- Task objective -
Write out every line of the material exactly as it appears.

- Entries supplied -
·····

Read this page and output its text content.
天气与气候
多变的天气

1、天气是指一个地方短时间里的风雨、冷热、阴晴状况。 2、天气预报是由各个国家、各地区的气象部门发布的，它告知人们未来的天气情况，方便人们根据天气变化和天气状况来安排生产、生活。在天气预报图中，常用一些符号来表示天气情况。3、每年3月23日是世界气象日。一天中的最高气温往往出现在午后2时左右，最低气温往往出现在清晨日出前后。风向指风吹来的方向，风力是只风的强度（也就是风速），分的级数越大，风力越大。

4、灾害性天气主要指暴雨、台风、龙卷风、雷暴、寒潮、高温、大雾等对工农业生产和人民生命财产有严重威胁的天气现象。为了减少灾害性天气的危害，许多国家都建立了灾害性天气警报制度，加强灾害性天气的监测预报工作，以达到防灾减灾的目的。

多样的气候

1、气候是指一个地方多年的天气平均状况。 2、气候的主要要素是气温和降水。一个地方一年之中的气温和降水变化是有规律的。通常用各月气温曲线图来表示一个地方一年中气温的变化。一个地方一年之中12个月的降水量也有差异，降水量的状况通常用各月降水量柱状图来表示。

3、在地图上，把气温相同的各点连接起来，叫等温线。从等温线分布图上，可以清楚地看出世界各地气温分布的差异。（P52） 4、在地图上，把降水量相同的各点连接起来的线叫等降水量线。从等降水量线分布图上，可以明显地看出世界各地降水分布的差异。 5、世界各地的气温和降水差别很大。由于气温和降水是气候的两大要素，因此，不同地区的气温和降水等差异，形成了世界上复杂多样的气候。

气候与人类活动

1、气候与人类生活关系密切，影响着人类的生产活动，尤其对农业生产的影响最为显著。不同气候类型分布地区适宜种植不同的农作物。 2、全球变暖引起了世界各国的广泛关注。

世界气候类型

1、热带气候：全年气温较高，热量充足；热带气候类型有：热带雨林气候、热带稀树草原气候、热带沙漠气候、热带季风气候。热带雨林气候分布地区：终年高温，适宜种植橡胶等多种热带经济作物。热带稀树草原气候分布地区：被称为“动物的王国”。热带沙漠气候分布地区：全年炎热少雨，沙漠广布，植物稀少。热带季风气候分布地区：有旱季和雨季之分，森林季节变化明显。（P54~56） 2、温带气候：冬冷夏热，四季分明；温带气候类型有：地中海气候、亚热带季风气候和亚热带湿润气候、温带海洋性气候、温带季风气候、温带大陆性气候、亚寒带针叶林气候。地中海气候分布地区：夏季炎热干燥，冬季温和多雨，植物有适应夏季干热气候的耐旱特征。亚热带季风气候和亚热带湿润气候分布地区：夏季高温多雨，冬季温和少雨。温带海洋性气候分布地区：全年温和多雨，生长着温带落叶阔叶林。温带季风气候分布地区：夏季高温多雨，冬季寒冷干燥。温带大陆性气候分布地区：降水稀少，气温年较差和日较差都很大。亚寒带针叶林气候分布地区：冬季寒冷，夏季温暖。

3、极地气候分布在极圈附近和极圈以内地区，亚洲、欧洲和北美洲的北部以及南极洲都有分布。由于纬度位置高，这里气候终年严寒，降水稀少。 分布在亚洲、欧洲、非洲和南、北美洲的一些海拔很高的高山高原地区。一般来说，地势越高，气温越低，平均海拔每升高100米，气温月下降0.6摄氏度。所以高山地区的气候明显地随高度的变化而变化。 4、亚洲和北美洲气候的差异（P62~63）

·····

- Answer to this problem -
Read this page and output its text content.
天气与气候
多变的天气

1、天气是指一个地方短时间里的风雨、冷热、阴晴状况。 2、天气预报是由各个国家、各地区的气象部门发布的，它告知人们未来的天气情况，方便人们根据天气变化和天气状况来安排生产、生活。在天气预报图中，常用一些符号来表示天气情况。3、每年3月23日是世界气象日。一天中的最高气温往往出现在午后2时左右，最低气温往往出现在清晨日出前后。风向指风吹来的方向，风力是只风的强度（也就是风速），分的级数越大，风力越大。

4、灾害性天气主要指暴雨、台风、龙卷风、雷暴、寒潮、高温、大雾等对工农业生产和人民生命财产有严重威胁的天气现象。为了减少灾害性天气的危害，许多国家都建立了灾害性天气警报制度，加强灾害性天气的监测预报工作，以达到防灾减灾的目的。

多样的气候

1、气候是指一个地方多年的天气平均状况。 2、气候的主要要素是气温和降水。一个地方一年之中的气温和降水变化是有规律的。通常用各月气温曲线图来表示一个地方一年中气温的变化。一个地方一年之中12个月的降水量也有差异，降水量的状况通常用各月降水量柱状图来表示。

3、在地图上，把气温相同的各点连接起来，叫等温线。从等温线分布图上，可以清楚地看出世界各地气温分布的差异。（P52） 4、在地图上，把降水量相同的各点连接起来的线叫等降水量线。从等降水量线分布图上，可以明显地看出世界各地降水分布的差异。 5、世界各地的气温和降水差别很大。由于气温和降水是气候的两大要素，因此，不同地区的气温和降水等差异，形成了世界上复杂多样的气候。

气候与人类活动

1、气候与人类生活关系密切，影响着人类的生产活动，尤其对农业生产的影响最为显著。不同气候类型分布地区适宜种植不同的农作物。 2、全球变暖引起了世界各国的广泛关注。

世界气候类型

1、热带气候：全年气温较高，热量充足；热带气候类型有：热带雨林气候、热带稀树草原气候、热带沙漠气候、热带季风气候。热带雨林气候分布地区：终年高温，适宜种植橡胶等多种热带经济作物。热带稀树草原气候分布地区：被称为“动物的王国”。热带沙漠气候分布地区：全年炎热少雨，沙漠广布，植物稀少。热带季风气候分布地区：有旱季和雨季之分，森林季节变化明显。（P54~56） 2、温带气候：冬冷夏热，四季分明；温带气候类型有：地中海气候、亚热带季风气候和亚热带湿润气候、温带海洋性气候、温带季风气候、温带大陆性气候、亚寒带针叶林气候。地中海气候分布地区：夏季炎热干燥，冬季温和多雨，植物有适应夏季干热气候的耐旱特征。亚热带季风气候和亚热带湿润气候分布地区：夏季高温多雨，冬季温和少雨。温带海洋性气候分布地区：全年温和多雨，生长着温带落叶阔叶林。温带季风气候分布地区：夏季高温多雨，冬季寒冷干燥。温带大陆性气候分布地区：降水稀少，气温年较差和日较差都很大。亚寒带针叶林气候分布地区：冬季寒冷，夏季温暖。

3、极地气候分布在极圈附近和极圈以内地区，亚洲、欧洲和北美洲的北部以及南极洲都有分布。由于纬度位置高，这里气候终年严寒，降水稀少。 分布在亚洲、欧洲、非洲和南、北美洲的一些海拔很高的高山高原地区。一般来说，地势越高，气温越低，平均海拔每升高100米，气温月下降0.6摄氏度。所以高山地区的气候明显地随高度的变化而变化。 4、亚洲和北美洲气候的差异（P62~63）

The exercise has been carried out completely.